#### PROBLEM TO WORK ON
Scan the lines below for "peak"; report the number of lines that contain it, and only that.

#### DATA FOR THIS TASK

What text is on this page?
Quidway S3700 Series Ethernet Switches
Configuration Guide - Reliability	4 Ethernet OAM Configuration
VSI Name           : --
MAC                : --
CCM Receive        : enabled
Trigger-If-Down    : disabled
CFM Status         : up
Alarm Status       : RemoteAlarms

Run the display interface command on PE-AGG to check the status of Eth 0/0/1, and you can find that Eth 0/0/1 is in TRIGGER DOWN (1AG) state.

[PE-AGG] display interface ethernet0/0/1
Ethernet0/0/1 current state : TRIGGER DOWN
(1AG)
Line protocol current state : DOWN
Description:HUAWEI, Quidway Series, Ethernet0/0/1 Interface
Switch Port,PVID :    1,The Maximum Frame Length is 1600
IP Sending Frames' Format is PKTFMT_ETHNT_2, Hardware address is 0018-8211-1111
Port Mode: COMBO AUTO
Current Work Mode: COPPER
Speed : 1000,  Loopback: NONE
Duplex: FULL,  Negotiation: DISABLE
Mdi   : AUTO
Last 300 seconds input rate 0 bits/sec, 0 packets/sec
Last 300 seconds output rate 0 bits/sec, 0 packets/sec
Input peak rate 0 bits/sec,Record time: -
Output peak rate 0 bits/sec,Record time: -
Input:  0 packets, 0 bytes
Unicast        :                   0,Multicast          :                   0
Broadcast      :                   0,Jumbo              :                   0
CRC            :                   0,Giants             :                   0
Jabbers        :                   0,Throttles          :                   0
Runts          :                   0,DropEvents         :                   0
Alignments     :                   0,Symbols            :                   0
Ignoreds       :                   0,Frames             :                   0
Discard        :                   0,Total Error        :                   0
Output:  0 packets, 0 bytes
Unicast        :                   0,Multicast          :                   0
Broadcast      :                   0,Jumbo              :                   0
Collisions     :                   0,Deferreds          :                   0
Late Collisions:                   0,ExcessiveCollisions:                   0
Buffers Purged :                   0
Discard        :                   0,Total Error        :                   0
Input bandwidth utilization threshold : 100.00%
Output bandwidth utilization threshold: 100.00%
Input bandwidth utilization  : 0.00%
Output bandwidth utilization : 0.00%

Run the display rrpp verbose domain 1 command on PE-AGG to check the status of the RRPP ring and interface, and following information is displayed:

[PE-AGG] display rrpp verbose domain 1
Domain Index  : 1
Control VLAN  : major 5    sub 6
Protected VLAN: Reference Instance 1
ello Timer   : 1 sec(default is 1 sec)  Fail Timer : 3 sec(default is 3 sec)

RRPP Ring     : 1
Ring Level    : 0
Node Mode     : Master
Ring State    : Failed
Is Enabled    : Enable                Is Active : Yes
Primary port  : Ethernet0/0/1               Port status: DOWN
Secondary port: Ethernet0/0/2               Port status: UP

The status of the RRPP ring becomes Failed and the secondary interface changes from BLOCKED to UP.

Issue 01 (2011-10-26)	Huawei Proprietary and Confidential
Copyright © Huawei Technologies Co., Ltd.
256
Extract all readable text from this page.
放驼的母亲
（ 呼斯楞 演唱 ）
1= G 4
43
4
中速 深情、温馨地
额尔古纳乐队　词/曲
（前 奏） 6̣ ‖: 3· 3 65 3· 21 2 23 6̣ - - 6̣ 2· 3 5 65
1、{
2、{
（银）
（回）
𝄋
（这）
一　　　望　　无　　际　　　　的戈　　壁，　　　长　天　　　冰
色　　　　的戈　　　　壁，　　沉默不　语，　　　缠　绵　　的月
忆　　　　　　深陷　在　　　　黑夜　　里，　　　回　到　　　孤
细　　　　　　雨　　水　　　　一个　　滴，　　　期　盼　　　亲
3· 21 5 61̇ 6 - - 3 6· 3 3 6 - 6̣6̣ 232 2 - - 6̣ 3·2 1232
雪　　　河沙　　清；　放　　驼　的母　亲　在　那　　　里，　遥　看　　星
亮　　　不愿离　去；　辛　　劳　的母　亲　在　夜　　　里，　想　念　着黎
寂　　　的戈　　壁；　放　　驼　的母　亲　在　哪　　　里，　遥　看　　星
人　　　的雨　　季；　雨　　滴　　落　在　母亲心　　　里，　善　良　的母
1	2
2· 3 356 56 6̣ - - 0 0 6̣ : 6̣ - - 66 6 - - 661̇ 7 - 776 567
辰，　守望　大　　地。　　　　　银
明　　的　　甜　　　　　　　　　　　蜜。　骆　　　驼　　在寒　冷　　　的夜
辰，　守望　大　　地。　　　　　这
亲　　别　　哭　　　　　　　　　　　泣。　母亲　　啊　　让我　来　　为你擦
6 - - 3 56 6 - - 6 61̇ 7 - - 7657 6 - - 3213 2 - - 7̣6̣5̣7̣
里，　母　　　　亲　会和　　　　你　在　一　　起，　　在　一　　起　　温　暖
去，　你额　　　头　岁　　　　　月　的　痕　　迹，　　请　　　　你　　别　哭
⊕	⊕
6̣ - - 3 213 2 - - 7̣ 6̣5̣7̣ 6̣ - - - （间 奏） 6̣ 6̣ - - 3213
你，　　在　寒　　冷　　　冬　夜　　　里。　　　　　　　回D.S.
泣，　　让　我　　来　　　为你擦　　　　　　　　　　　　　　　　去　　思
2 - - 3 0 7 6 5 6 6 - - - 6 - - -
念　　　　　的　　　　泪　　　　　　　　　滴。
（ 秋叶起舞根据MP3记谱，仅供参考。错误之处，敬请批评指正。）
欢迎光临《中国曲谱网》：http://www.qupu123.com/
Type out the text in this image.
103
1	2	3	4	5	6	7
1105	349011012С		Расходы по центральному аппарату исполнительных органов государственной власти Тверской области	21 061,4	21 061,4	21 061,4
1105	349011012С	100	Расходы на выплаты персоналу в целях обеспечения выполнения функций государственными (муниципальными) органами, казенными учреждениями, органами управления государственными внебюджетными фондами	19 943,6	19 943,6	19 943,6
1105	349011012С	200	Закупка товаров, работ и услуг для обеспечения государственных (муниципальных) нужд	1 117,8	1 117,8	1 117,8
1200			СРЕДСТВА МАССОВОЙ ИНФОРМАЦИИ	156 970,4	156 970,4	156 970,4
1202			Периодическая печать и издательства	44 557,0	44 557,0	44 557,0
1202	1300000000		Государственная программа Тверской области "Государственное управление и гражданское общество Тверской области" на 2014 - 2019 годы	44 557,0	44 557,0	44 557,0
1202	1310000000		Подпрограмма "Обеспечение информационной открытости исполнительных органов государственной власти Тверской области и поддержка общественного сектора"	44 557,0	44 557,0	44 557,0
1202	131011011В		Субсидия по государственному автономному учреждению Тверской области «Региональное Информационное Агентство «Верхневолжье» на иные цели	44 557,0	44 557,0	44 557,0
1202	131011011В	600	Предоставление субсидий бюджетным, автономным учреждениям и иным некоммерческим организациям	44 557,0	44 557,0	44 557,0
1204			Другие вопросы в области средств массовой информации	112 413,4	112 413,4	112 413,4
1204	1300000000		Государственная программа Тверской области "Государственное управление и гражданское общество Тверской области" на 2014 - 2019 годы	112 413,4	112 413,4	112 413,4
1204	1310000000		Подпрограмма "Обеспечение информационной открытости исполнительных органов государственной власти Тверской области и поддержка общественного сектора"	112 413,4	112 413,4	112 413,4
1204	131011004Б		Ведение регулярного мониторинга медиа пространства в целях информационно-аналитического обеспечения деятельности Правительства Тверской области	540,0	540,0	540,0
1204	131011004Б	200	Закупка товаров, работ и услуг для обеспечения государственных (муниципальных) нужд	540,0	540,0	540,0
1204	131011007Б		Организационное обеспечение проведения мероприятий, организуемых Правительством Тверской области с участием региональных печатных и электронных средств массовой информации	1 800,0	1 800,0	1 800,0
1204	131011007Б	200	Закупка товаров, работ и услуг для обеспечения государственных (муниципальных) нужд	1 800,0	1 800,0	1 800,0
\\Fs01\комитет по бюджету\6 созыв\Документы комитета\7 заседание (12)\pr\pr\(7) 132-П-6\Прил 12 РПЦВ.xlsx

#### ANSWER FOR THE TASK
2